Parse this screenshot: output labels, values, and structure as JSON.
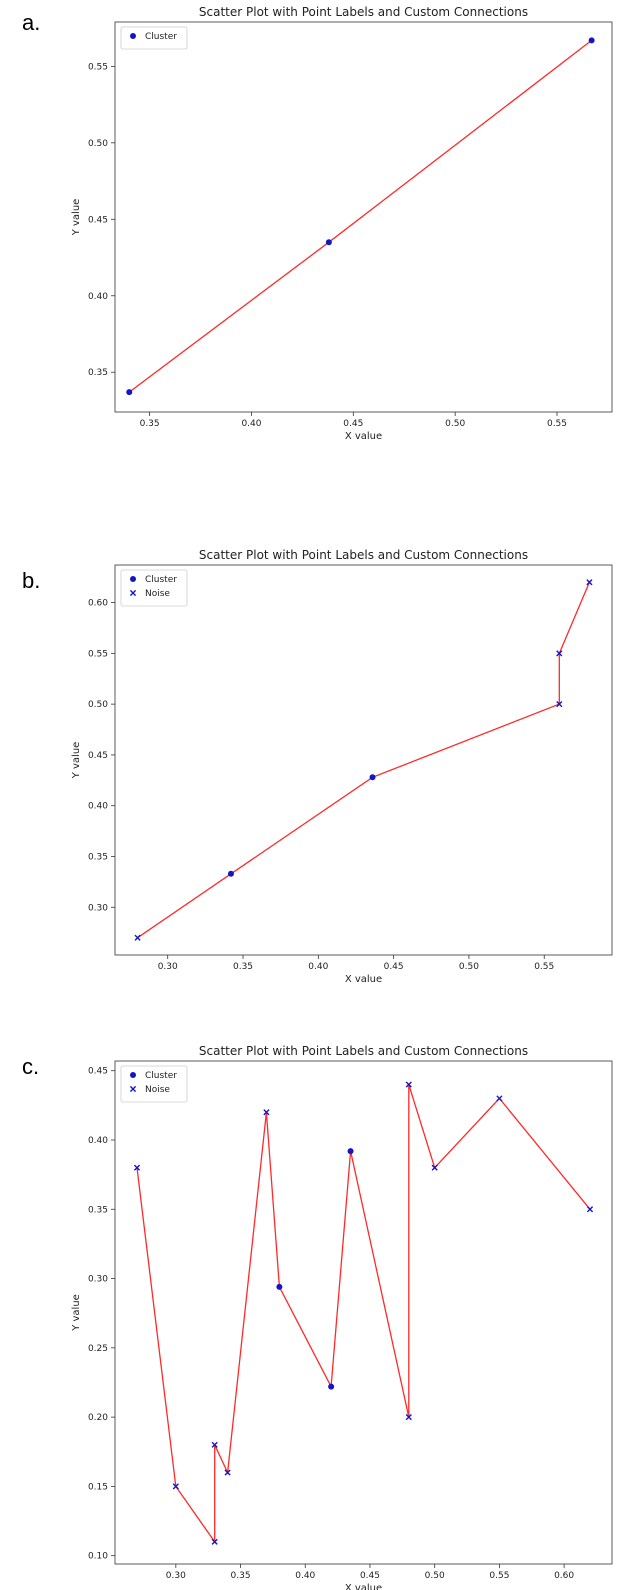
{
  "panels": [
    {
      "letter": "a."
    },
    {
      "letter": "b."
    },
    {
      "letter": "c."
    }
  ],
  "colors": {
    "line": "#ff2a2a",
    "marker": "#1515c8",
    "frame": "#333333"
  },
  "chart_data": [
    {
      "type": "scatter",
      "title": "Scatter Plot with Point Labels and Custom Connections",
      "xlabel": "X value",
      "ylabel": "Y value",
      "xlim": [
        0.333,
        0.577
      ],
      "ylim": [
        0.324,
        0.579
      ],
      "xticks": [
        "0.35",
        "0.40",
        "0.45",
        "0.50",
        "0.55"
      ],
      "xtick_values": [
        0.35,
        0.4,
        0.45,
        0.5,
        0.55
      ],
      "yticks": [
        "0.35",
        "0.40",
        "0.45",
        "0.50",
        "0.55"
      ],
      "ytick_values": [
        0.35,
        0.4,
        0.45,
        0.5,
        0.55
      ],
      "grid": false,
      "legend_position": "top-left",
      "legend": [
        {
          "name": "Cluster",
          "marker": "circle"
        }
      ],
      "connection_order": [
        [
          0.34,
          0.337
        ],
        [
          0.438,
          0.435
        ],
        [
          0.567,
          0.567
        ]
      ],
      "series": [
        {
          "name": "Cluster",
          "marker": "circle",
          "points": [
            [
              0.34,
              0.337
            ],
            [
              0.438,
              0.435
            ],
            [
              0.567,
              0.567
            ]
          ]
        }
      ]
    },
    {
      "type": "scatter",
      "title": "Scatter Plot with Point Labels and Custom Connections",
      "xlabel": "X value",
      "ylabel": "Y value",
      "xlim": [
        0.265,
        0.595
      ],
      "ylim": [
        0.253,
        0.637
      ],
      "xticks": [
        "0.30",
        "0.35",
        "0.40",
        "0.45",
        "0.50",
        "0.55"
      ],
      "xtick_values": [
        0.3,
        0.35,
        0.4,
        0.45,
        0.5,
        0.55
      ],
      "yticks": [
        "0.30",
        "0.35",
        "0.40",
        "0.45",
        "0.50",
        "0.55",
        "0.60"
      ],
      "ytick_values": [
        0.3,
        0.35,
        0.4,
        0.45,
        0.5,
        0.55,
        0.6
      ],
      "grid": false,
      "legend_position": "top-left",
      "legend": [
        {
          "name": "Cluster",
          "marker": "circle"
        },
        {
          "name": "Noise",
          "marker": "x"
        }
      ],
      "connection_order": [
        [
          0.28,
          0.27
        ],
        [
          0.342,
          0.333
        ],
        [
          0.436,
          0.428
        ],
        [
          0.56,
          0.5
        ],
        [
          0.56,
          0.55
        ],
        [
          0.58,
          0.62
        ]
      ],
      "series": [
        {
          "name": "Cluster",
          "marker": "circle",
          "points": [
            [
              0.342,
              0.333
            ],
            [
              0.436,
              0.428
            ]
          ]
        },
        {
          "name": "Noise",
          "marker": "x",
          "points": [
            [
              0.28,
              0.27
            ],
            [
              0.56,
              0.5
            ],
            [
              0.56,
              0.55
            ],
            [
              0.58,
              0.62
            ]
          ]
        }
      ]
    },
    {
      "type": "scatter",
      "title": "Scatter Plot with Point Labels and Custom Connections",
      "xlabel": "X value",
      "ylabel": "Y value",
      "xlim": [
        0.253,
        0.637
      ],
      "ylim": [
        0.094,
        0.457
      ],
      "xticks": [
        "0.30",
        "0.35",
        "0.40",
        "0.45",
        "0.50",
        "0.55",
        "0.60"
      ],
      "xtick_values": [
        0.3,
        0.35,
        0.4,
        0.45,
        0.5,
        0.55,
        0.6
      ],
      "yticks": [
        "0.10",
        "0.15",
        "0.20",
        "0.25",
        "0.30",
        "0.35",
        "0.40",
        "0.45"
      ],
      "ytick_values": [
        0.1,
        0.15,
        0.2,
        0.25,
        0.3,
        0.35,
        0.4,
        0.45
      ],
      "grid": false,
      "legend_position": "top-left",
      "legend": [
        {
          "name": "Cluster",
          "marker": "circle"
        },
        {
          "name": "Noise",
          "marker": "x"
        }
      ],
      "connection_order": [
        [
          0.27,
          0.38
        ],
        [
          0.3,
          0.15
        ],
        [
          0.33,
          0.11
        ],
        [
          0.33,
          0.18
        ],
        [
          0.34,
          0.16
        ],
        [
          0.37,
          0.42
        ],
        [
          0.38,
          0.294
        ],
        [
          0.42,
          0.222
        ],
        [
          0.435,
          0.392
        ],
        [
          0.48,
          0.2
        ],
        [
          0.48,
          0.44
        ],
        [
          0.5,
          0.38
        ],
        [
          0.55,
          0.43
        ],
        [
          0.62,
          0.35
        ]
      ],
      "series": [
        {
          "name": "Cluster",
          "marker": "circle",
          "points": [
            [
              0.38,
              0.294
            ],
            [
              0.42,
              0.222
            ],
            [
              0.435,
              0.392
            ]
          ]
        },
        {
          "name": "Noise",
          "marker": "x",
          "points": [
            [
              0.27,
              0.38
            ],
            [
              0.3,
              0.15
            ],
            [
              0.33,
              0.11
            ],
            [
              0.33,
              0.18
            ],
            [
              0.34,
              0.16
            ],
            [
              0.37,
              0.42
            ],
            [
              0.48,
              0.2
            ],
            [
              0.48,
              0.44
            ],
            [
              0.5,
              0.38
            ],
            [
              0.55,
              0.43
            ],
            [
              0.62,
              0.35
            ]
          ]
        }
      ]
    }
  ]
}
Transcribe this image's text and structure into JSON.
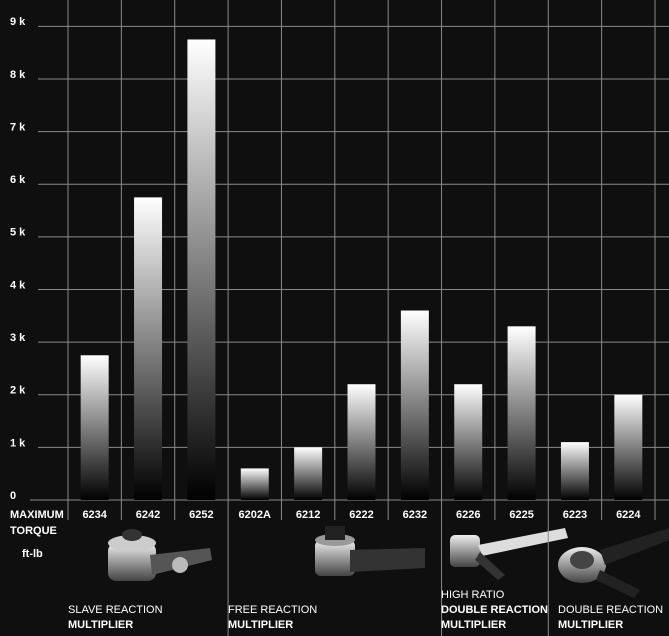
========================================
* [Task objective]
Leave out the pictures and retype every line above exactly.

* [Reply to the exercise]
Parse this screenshot: output labels, values, and structure as JSON.
{
  "panels": [
    {
      "letter": "a."
    },
    {
      "letter": "b."
    },
    {
      "letter": "c."
    }
  ],
  "colors": {
    "line": "#ff2a2a",
    "marker": "#1515c8",
    "frame": "#333333"
  },
  "chart_data": [
    {
      "type": "scatter",
      "title": "Scatter Plot with Point Labels and Custom Connections",
      "xlabel": "X value",
      "ylabel": "Y value",
      "xlim": [
        0.333,
        0.577
      ],
      "ylim": [
        0.324,
        0.579
      ],
      "xticks": [
        "0.35",
        "0.40",
        "0.45",
        "0.50",
        "0.55"
      ],
      "xtick_values": [
        0.35,
        0.4,
        0.45,
        0.5,
        0.55
      ],
      "yticks": [
        "0.35",
        "0.40",
        "0.45",
        "0.50",
        "0.55"
      ],
      "ytick_values": [
        0.35,
        0.4,
        0.45,
        0.5,
        0.55
      ],
      "grid": false,
      "legend_position": "top-left",
      "legend": [
        {
          "name": "Cluster",
          "marker": "circle"
        }
      ],
      "connection_order": [
        [
          0.34,
          0.337
        ],
        [
          0.438,
          0.435
        ],
        [
          0.567,
          0.567
        ]
      ],
      "series": [
        {
          "name": "Cluster",
          "marker": "circle",
          "points": [
            [
              0.34,
              0.337
            ],
            [
              0.438,
              0.435
            ],
            [
              0.567,
              0.567
            ]
          ]
        }
      ]
    },
    {
      "type": "scatter",
      "title": "Scatter Plot with Point Labels and Custom Connections",
      "xlabel": "X value",
      "ylabel": "Y value",
      "xlim": [
        0.265,
        0.595
      ],
      "ylim": [
        0.253,
        0.637
      ],
      "xticks": [
        "0.30",
        "0.35",
        "0.40",
        "0.45",
        "0.50",
        "0.55"
      ],
      "xtick_values": [
        0.3,
        0.35,
        0.4,
        0.45,
        0.5,
        0.55
      ],
      "yticks": [
        "0.30",
        "0.35",
        "0.40",
        "0.45",
        "0.50",
        "0.55",
        "0.60"
      ],
      "ytick_values": [
        0.3,
        0.35,
        0.4,
        0.45,
        0.5,
        0.55,
        0.6
      ],
      "grid": false,
      "legend_position": "top-left",
      "legend": [
        {
          "name": "Cluster",
          "marker": "circle"
        },
        {
          "name": "Noise",
          "marker": "x"
        }
      ],
      "connection_order": [
        [
          0.28,
          0.27
        ],
        [
          0.342,
          0.333
        ],
        [
          0.436,
          0.428
        ],
        [
          0.56,
          0.5
        ],
        [
          0.56,
          0.55
        ],
        [
          0.58,
          0.62
        ]
      ],
      "series": [
        {
          "name": "Cluster",
          "marker": "circle",
          "points": [
            [
              0.342,
              0.333
            ],
            [
              0.436,
              0.428
            ]
          ]
        },
        {
          "name": "Noise",
          "marker": "x",
          "points": [
            [
              0.28,
              0.27
            ],
            [
              0.56,
              0.5
            ],
            [
              0.56,
              0.55
            ],
            [
              0.58,
              0.62
            ]
          ]
        }
      ]
    },
    {
      "type": "scatter",
      "title": "Scatter Plot with Point Labels and Custom Connections",
      "xlabel": "X value",
      "ylabel": "Y value",
      "xlim": [
        0.253,
        0.637
      ],
      "ylim": [
        0.094,
        0.457
      ],
      "xticks": [
        "0.30",
        "0.35",
        "0.40",
        "0.45",
        "0.50",
        "0.55",
        "0.60"
      ],
      "xtick_values": [
        0.3,
        0.35,
        0.4,
        0.45,
        0.5,
        0.55,
        0.6
      ],
      "yticks": [
        "0.10",
        "0.15",
        "0.20",
        "0.25",
        "0.30",
        "0.35",
        "0.40",
        "0.45"
      ],
      "ytick_values": [
        0.1,
        0.15,
        0.2,
        0.25,
        0.3,
        0.35,
        0.4,
        0.45
      ],
      "grid": false,
      "legend_position": "top-left",
      "legend": [
        {
          "name": "Cluster",
          "marker": "circle"
        },
        {
          "name": "Noise",
          "marker": "x"
        }
      ],
      "connection_order": [
        [
          0.27,
          0.38
        ],
        [
          0.3,
          0.15
        ],
        [
          0.33,
          0.11
        ],
        [
          0.33,
          0.18
        ],
        [
          0.34,
          0.16
        ],
        [
          0.37,
          0.42
        ],
        [
          0.38,
          0.294
        ],
        [
          0.42,
          0.222
        ],
        [
          0.435,
          0.392
        ],
        [
          0.48,
          0.2
        ],
        [
          0.48,
          0.44
        ],
        [
          0.5,
          0.38
        ],
        [
          0.55,
          0.43
        ],
        [
          0.62,
          0.35
        ]
      ],
      "series": [
        {
          "name": "Cluster",
          "marker": "circle",
          "points": [
            [
              0.38,
              0.294
            ],
            [
              0.42,
              0.222
            ],
            [
              0.435,
              0.392
            ]
          ]
        },
        {
          "name": "Noise",
          "marker": "x",
          "points": [
            [
              0.27,
              0.38
            ],
            [
              0.3,
              0.15
            ],
            [
              0.33,
              0.11
            ],
            [
              0.33,
              0.18
            ],
            [
              0.34,
              0.16
            ],
            [
              0.37,
              0.42
            ],
            [
              0.48,
              0.2
            ],
            [
              0.48,
              0.44
            ],
            [
              0.5,
              0.38
            ],
            [
              0.55,
              0.43
            ],
            [
              0.62,
              0.35
            ]
          ]
        }
      ]
    }
  ]
}
Transcribe this image's text and structure into JSON.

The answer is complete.